**What the exercise asks**
Identify every line in the records below that contains the word "فاصله", and copy each of those lines.
===
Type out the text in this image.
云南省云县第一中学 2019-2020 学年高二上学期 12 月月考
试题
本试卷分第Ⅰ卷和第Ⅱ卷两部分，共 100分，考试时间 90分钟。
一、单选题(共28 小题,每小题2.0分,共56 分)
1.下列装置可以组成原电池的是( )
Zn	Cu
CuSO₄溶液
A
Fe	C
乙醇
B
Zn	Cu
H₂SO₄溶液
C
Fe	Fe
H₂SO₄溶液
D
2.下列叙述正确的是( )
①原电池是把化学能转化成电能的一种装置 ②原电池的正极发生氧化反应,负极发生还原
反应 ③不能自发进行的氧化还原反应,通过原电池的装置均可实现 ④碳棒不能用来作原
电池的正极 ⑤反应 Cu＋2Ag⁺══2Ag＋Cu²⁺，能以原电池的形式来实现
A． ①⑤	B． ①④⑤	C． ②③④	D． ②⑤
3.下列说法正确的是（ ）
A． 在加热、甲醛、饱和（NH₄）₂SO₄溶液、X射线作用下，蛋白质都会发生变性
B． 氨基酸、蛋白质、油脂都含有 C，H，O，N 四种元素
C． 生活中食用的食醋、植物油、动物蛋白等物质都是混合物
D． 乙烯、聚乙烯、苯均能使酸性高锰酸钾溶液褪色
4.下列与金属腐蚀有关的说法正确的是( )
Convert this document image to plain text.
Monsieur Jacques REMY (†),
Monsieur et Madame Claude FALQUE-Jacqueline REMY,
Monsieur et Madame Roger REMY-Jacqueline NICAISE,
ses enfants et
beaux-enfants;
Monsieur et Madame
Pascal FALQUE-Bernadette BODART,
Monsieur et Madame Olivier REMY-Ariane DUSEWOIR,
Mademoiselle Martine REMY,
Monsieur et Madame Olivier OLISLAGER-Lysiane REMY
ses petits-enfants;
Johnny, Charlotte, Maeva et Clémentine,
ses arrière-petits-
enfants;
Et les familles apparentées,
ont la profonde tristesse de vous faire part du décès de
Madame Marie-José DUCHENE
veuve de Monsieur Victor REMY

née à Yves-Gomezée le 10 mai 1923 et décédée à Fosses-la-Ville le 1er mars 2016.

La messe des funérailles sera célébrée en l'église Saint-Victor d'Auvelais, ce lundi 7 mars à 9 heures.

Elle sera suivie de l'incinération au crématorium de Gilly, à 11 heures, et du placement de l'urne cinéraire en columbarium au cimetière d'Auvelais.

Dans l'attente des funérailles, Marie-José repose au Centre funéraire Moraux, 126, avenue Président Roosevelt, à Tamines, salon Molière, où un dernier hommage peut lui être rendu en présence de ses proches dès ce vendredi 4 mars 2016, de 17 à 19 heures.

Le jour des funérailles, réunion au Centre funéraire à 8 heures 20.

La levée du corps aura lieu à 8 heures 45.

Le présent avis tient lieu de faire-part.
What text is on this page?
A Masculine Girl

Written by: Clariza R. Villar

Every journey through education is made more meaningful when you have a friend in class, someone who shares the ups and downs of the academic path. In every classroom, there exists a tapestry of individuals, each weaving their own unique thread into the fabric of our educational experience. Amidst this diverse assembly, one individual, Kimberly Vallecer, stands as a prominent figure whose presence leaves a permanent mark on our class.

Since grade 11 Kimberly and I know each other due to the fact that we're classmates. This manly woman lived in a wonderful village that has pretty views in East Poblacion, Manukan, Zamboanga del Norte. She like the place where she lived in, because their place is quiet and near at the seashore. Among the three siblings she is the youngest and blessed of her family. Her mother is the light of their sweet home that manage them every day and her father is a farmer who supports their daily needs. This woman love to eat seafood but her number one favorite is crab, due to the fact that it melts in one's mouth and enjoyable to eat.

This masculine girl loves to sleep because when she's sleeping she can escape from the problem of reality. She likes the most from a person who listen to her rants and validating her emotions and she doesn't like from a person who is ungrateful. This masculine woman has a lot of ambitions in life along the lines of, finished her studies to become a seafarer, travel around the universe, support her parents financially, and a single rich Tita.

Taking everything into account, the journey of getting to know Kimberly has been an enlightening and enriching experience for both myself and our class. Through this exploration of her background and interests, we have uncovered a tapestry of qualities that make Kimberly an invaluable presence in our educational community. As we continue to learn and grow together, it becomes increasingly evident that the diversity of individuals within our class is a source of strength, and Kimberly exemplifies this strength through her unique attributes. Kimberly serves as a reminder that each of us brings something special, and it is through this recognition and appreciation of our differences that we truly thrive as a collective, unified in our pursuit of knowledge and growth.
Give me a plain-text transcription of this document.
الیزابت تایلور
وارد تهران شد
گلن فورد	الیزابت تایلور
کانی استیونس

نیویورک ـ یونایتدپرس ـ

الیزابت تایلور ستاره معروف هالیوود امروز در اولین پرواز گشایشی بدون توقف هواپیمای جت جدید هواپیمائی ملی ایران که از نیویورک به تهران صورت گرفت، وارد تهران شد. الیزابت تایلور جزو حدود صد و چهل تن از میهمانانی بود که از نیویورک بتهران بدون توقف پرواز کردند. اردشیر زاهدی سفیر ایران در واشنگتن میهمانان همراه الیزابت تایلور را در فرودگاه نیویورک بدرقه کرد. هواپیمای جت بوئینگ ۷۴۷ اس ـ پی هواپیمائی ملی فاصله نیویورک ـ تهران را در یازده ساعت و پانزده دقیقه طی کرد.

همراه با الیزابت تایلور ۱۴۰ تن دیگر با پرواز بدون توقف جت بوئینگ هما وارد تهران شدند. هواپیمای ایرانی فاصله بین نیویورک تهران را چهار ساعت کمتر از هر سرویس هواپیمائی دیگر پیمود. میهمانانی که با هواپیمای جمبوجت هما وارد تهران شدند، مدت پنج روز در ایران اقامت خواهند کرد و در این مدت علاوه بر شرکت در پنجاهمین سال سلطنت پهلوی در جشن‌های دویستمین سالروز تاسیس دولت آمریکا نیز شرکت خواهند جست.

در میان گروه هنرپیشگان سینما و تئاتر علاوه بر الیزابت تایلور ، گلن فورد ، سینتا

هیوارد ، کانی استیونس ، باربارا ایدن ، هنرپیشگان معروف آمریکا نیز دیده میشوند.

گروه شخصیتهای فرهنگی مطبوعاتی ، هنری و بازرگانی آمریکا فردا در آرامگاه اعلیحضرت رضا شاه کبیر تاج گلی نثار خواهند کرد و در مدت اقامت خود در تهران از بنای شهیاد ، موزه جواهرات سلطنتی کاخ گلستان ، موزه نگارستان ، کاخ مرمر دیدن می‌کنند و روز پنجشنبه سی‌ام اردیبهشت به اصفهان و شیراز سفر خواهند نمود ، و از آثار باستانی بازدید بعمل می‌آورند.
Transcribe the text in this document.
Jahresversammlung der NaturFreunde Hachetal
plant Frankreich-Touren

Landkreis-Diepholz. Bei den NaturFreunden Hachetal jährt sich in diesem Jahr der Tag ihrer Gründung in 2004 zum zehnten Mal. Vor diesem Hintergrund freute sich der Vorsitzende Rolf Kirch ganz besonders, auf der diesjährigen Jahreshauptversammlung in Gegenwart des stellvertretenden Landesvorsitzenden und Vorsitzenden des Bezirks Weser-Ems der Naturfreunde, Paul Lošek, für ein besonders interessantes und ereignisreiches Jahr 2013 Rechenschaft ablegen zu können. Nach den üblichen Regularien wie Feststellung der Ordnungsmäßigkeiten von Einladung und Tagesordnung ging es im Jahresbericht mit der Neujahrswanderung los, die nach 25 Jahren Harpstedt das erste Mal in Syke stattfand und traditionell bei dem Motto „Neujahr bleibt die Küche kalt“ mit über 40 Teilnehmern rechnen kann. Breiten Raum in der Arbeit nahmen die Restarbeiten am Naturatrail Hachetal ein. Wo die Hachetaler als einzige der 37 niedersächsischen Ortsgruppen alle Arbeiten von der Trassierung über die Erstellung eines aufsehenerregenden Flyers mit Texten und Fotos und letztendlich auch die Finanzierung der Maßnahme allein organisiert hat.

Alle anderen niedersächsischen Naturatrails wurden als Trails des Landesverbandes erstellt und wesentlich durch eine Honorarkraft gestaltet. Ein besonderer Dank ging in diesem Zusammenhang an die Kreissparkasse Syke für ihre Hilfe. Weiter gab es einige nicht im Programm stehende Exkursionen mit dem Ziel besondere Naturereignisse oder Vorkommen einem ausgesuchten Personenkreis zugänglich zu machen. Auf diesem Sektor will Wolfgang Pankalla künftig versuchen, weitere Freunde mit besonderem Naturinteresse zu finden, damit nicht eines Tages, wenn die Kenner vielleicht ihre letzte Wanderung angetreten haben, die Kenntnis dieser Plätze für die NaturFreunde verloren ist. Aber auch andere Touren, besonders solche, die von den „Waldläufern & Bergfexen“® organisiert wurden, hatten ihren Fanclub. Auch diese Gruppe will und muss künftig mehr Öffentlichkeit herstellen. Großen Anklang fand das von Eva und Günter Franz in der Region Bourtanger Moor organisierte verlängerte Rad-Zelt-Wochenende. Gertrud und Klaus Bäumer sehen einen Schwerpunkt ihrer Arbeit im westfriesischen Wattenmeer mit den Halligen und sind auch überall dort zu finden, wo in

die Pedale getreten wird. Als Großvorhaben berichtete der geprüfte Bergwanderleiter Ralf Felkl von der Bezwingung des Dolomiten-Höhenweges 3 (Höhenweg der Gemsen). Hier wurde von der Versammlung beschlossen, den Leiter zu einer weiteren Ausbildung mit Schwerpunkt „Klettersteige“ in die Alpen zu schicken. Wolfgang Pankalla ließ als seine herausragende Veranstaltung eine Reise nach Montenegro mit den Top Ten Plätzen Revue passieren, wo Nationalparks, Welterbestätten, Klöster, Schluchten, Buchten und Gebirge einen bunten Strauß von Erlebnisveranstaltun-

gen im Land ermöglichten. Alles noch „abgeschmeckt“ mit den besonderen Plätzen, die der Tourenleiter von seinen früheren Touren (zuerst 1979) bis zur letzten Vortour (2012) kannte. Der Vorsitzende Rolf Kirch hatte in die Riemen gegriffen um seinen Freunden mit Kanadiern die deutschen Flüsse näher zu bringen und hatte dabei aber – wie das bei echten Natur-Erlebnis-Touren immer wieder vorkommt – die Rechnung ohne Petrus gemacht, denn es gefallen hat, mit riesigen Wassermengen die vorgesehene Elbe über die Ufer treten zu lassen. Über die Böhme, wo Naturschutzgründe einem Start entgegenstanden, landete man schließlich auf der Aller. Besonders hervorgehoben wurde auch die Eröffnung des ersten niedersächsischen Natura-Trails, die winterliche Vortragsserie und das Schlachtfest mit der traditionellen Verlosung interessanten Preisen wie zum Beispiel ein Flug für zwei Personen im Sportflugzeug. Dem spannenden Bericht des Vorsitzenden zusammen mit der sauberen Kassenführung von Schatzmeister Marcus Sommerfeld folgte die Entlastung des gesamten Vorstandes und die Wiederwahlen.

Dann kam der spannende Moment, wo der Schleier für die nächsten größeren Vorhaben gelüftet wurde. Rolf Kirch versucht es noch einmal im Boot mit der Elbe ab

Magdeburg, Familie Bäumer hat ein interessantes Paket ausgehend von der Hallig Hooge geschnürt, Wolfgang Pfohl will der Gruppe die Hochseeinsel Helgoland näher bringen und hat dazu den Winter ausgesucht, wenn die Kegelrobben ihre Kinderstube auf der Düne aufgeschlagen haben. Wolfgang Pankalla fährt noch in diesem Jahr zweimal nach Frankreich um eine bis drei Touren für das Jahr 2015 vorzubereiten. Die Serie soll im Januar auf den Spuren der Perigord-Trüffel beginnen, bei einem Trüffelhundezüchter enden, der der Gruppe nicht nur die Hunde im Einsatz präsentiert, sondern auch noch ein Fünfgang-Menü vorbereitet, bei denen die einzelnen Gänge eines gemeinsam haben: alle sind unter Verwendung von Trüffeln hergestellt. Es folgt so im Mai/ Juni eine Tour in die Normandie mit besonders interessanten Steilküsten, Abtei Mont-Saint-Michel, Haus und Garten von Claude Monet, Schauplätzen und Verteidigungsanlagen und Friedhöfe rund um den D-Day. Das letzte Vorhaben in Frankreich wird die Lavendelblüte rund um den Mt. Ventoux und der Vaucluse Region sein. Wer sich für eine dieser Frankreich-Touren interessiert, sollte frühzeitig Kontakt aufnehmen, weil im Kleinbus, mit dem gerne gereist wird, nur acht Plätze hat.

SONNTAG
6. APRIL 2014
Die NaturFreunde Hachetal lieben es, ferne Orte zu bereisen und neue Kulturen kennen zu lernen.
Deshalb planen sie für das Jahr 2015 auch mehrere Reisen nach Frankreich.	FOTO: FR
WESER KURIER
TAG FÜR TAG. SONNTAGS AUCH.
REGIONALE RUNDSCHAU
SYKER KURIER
===
**Correct output**
الیزابت تایلور ستاره معروف هالیوود امروز در اولین پرواز گشایشی بدون توقف هواپیمای جت جدید هواپیمائی ملی ایران که از نیویورک به تهران صورت گرفت، وارد تهران شد. الیزابت تایلور جزو حدود صد و چهل تن از میهمانانی بود که از نیویورک بتهران بدون توقف پرواز کردند. اردشیر زاهدی سفیر ایران در واشنگتن میهمانان همراه الیزابت تایلور را در فرودگاه نیویورک بدرقه کرد. هواپیمای جت بوئینگ ۷۴۷ اس ـ پی هواپیمائی ملی فاصله نیویورک ـ تهران را در یازده ساعت و پانزده دقیقه طی کرد.
همراه با الیزابت تایلور ۱۴۰ تن دیگر با پرواز بدون توقف جت بوئینگ هما وارد تهران شدند. هواپیمای ایرانی فاصله بین نیویورک تهران را چهار ساعت کمتر از هر سرویس هواپیمائی دیگر پیمود. میهمانانی که با هواپیمای جمبوجت هما وارد تهران شدند، مدت پنج روز در ایران اقامت خواهند کرد و در این مدت علاوه بر شرکت در پنجاهمین سال سلطنت پهلوی در جشن‌های دویستمین سالروز تاسیس دولت آمریکا نیز شرکت خواهند جست.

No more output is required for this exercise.